*What is being asked*
Check each line of the listing below for the string "name", and give only how many lines hold it.

** start of Information provided **

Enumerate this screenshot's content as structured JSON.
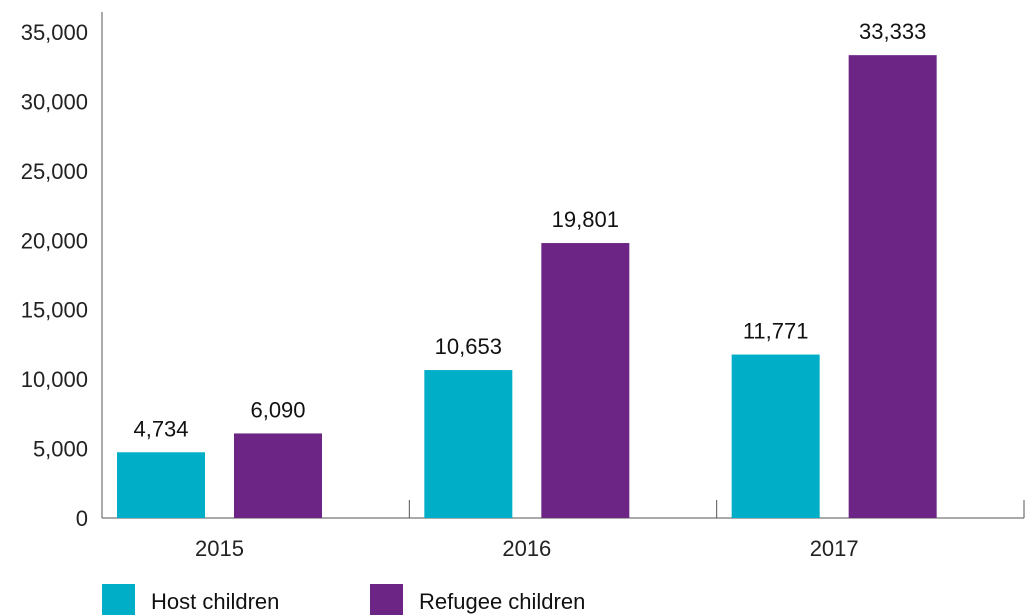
{
  "chart_data": {
    "type": "bar",
    "title": "",
    "xlabel": "",
    "ylabel": "",
    "categories": [
      "2015",
      "2016",
      "2017"
    ],
    "series": [
      {
        "name": "Host children",
        "values": [
          4734,
          10653,
          11771
        ],
        "labels": [
          "4,734",
          "10,653",
          "11,771"
        ],
        "color": "#00AEC7"
      },
      {
        "name": "Refugee children",
        "values": [
          6090,
          19801,
          33333
        ],
        "labels": [
          "6,090",
          "19,801",
          "33,333"
        ],
        "color": "#6C2585"
      }
    ],
    "ylim": [
      0,
      35000
    ],
    "yticks": [
      0,
      5000,
      10000,
      15000,
      20000,
      25000,
      30000,
      35000
    ],
    "ytick_labels": [
      "0",
      "5,000",
      "10,000",
      "15,000",
      "20,000",
      "25,000",
      "30,000",
      "35,000"
    ],
    "grid": false,
    "legend_position": "bottom-left"
  }
}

** end of Information provided **

*The solution*
2